## Directions for this task:
Make an exact copy of the lines, leaving the pictures out.

## Data records:
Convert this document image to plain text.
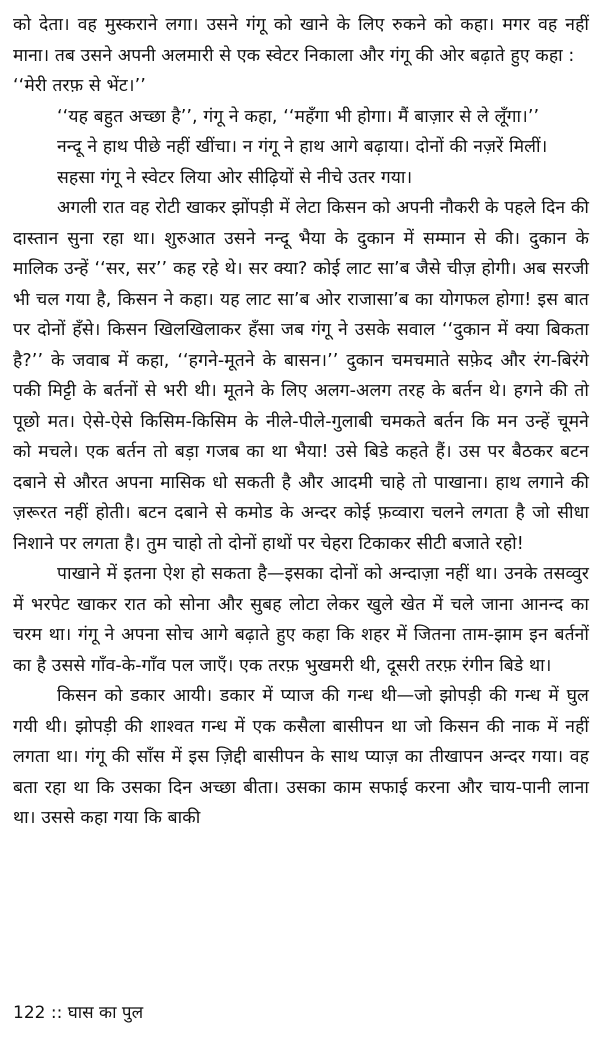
को देता। वह मुस्कराने लगा। उसने गंगू को खाने के लिए रुकने को कहा। मगर वह नहीं माना। तब उसने अपनी अलमारी से एक स्वेटर निकाला और गंगू की ओर बढ़ाते हुए कहा :

‘‘मेरी तरफ़ से भेंट।’’

‘‘यह बहुत अच्छा है’’, गंगू ने कहा, ‘‘महँगा भी होगा। मैं बाज़ार से ले लूँगा।’’

नन्दू ने हाथ पीछे नहीं खींचा। न गंगू ने हाथ आगे बढ़ाया। दोनों की नज़रें मिलीं।

सहसा गंगू ने स्वेटर लिया ओर सीढ़ियों से नीचे उतर गया।

अगली रात वह रोटी खाकर झोंपड़ी में लेटा किसन को अपनी नौकरी के पहले दिन की दास्तान सुना रहा था। शुरुआत उसने नन्दू भैया के दुकान में सम्मान से की। दुकान के मालिक उन्हें ‘‘सर, सर’’ कह रहे थे। सर क्या? कोई लाट सा’ब जैसे चीज़ होगी। अब सरजी भी चल गया है, किसन ने कहा। यह लाट सा’ब ओर राजासा’ब का योगफल होगा! इस बात पर दोनों हँसे। किसन खिलखिलाकर हँसा जब गंगू ने उसके सवाल ‘‘दुकान में क्या बिकता है?’’ के जवाब में कहा, ‘‘हगने-मूतने के बासन।’’ दुकान चमचमाते सफ़ेद और रंग-बिरंगे पकी मिट्टी के बर्तनों से भरी थी। मूतने के लिए अलग-अलग तरह के बर्तन थे। हगने की तो पूछो मत। ऐसे-ऐसे किसिम-किसिम के नीले-पीले-गुलाबी चमकते बर्तन कि मन उन्हें चूमने को मचले। एक बर्तन तो बड़ा गजब का था भैया! उसे बिडे कहते हैं। उस पर बैठकर बटन दबाने से औरत अपना मासिक धो सकती है और आदमी चाहे तो पाखाना। हाथ लगाने की ज़रूरत नहीं होती। बटन दबाने से कमोड के अन्दर कोई फ़व्वारा चलने लगता है जो सीधा निशाने पर लगता है। तुम चाहो तो दोनों हाथों पर चेहरा टिकाकर सीटी बजाते रहो!

पाखाने में इतना ऐश हो सकता है—इसका दोनों को अन्दाज़ा नहीं था। उनके तसव्वुर में भरपेट खाकर रात को सोना और सुबह लोटा लेकर खुले खेत में चले जाना आनन्द का चरम था। गंगू ने अपना सोच आगे बढ़ाते हुए कहा कि शहर में जितना ताम-झाम इन बर्तनों का है उससे गाँव-के-गाँव पल जाएँ। एक तरफ़ भुखमरी थी, दूसरी तरफ़ रंगीन बिडे था।

किसन को डकार आयी। डकार में प्याज की गन्ध थी—जो झोपड़ी की गन्ध में घुल गयी थी। झोपड़ी की शाश्वत गन्ध में एक कसैला बासीपन था जो किसन की नाक में नहीं लगता था। गंगू की साँस में इस ज़िद्दी बासीपन के साथ प्याज़ का तीखापन अन्दर गया। वह बता रहा था कि उसका दिन अच्छा बीता। उसका काम सफाई करना और चाय-पानी लाना था। उससे कहा गया कि बाकी

122 :: घास का पुल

## Full answer:
Convert this document image to plain text.
को देता। वह मुस्कराने लगा। उसने गंगू को खाने के लिए रुकने को कहा। मगर वह नहीं माना। तब उसने अपनी अलमारी से एक स्वेटर निकाला और गंगू की ओर बढ़ाते हुए कहा :

‘‘मेरी तरफ़ से भेंट।’’

‘‘यह बहुत अच्छा है’’, गंगू ने कहा, ‘‘महँगा भी होगा। मैं बाज़ार से ले लूँगा।’’

नन्दू ने हाथ पीछे नहीं खींचा। न गंगू ने हाथ आगे बढ़ाया। दोनों की नज़रें मिलीं।

सहसा गंगू ने स्वेटर लिया ओर सीढ़ियों से नीचे उतर गया।

अगली रात वह रोटी खाकर झोंपड़ी में लेटा किसन को अपनी नौकरी के पहले दिन की दास्तान सुना रहा था। शुरुआत उसने नन्दू भैया के दुकान में सम्मान से की। दुकान के मालिक उन्हें ‘‘सर, सर’’ कह रहे थे। सर क्या? कोई लाट सा’ब जैसे चीज़ होगी। अब सरजी भी चल गया है, किसन ने कहा। यह लाट सा’ब ओर राजासा’ब का योगफल होगा! इस बात पर दोनों हँसे। किसन खिलखिलाकर हँसा जब गंगू ने उसके सवाल ‘‘दुकान में क्या बिकता है?’’ के जवाब में कहा, ‘‘हगने-मूतने के बासन।’’ दुकान चमचमाते सफ़ेद और रंग-बिरंगे पकी मिट्टी के बर्तनों से भरी थी। मूतने के लिए अलग-अलग तरह के बर्तन थे। हगने की तो पूछो मत। ऐसे-ऐसे किसिम-किसिम के नीले-पीले-गुलाबी चमकते बर्तन कि मन उन्हें चूमने को मचले। एक बर्तन तो बड़ा गजब का था भैया! उसे बिडे कहते हैं। उस पर बैठकर बटन दबाने से औरत अपना मासिक धो सकती है और आदमी चाहे तो पाखाना। हाथ लगाने की ज़रूरत नहीं होती। बटन दबाने से कमोड के अन्दर कोई फ़व्वारा चलने लगता है जो सीधा निशाने पर लगता है। तुम चाहो तो दोनों हाथों पर चेहरा टिकाकर सीटी बजाते रहो!

पाखाने में इतना ऐश हो सकता है—इसका दोनों को अन्दाज़ा नहीं था। उनके तसव्वुर में भरपेट खाकर रात को सोना और सुबह लोटा लेकर खुले खेत में चले जाना आनन्द का चरम था। गंगू ने अपना सोच आगे बढ़ाते हुए कहा कि शहर में जितना ताम-झाम इन बर्तनों का है उससे गाँव-के-गाँव पल जाएँ। एक तरफ़ भुखमरी थी, दूसरी तरफ़ रंगीन बिडे था।

किसन को डकार आयी। डकार में प्याज की गन्ध थी—जो झोपड़ी की गन्ध में घुल गयी थी। झोपड़ी की शाश्वत गन्ध में एक कसैला बासीपन था जो किसन की नाक में नहीं लगता था। गंगू की साँस में इस ज़िद्दी बासीपन के साथ प्याज़ का तीखापन अन्दर गया। वह बता रहा था कि उसका दिन अच्छा बीता। उसका काम सफाई करना और चाय-पानी लाना था। उससे कहा गया कि बाकी

122 :: घास का पुल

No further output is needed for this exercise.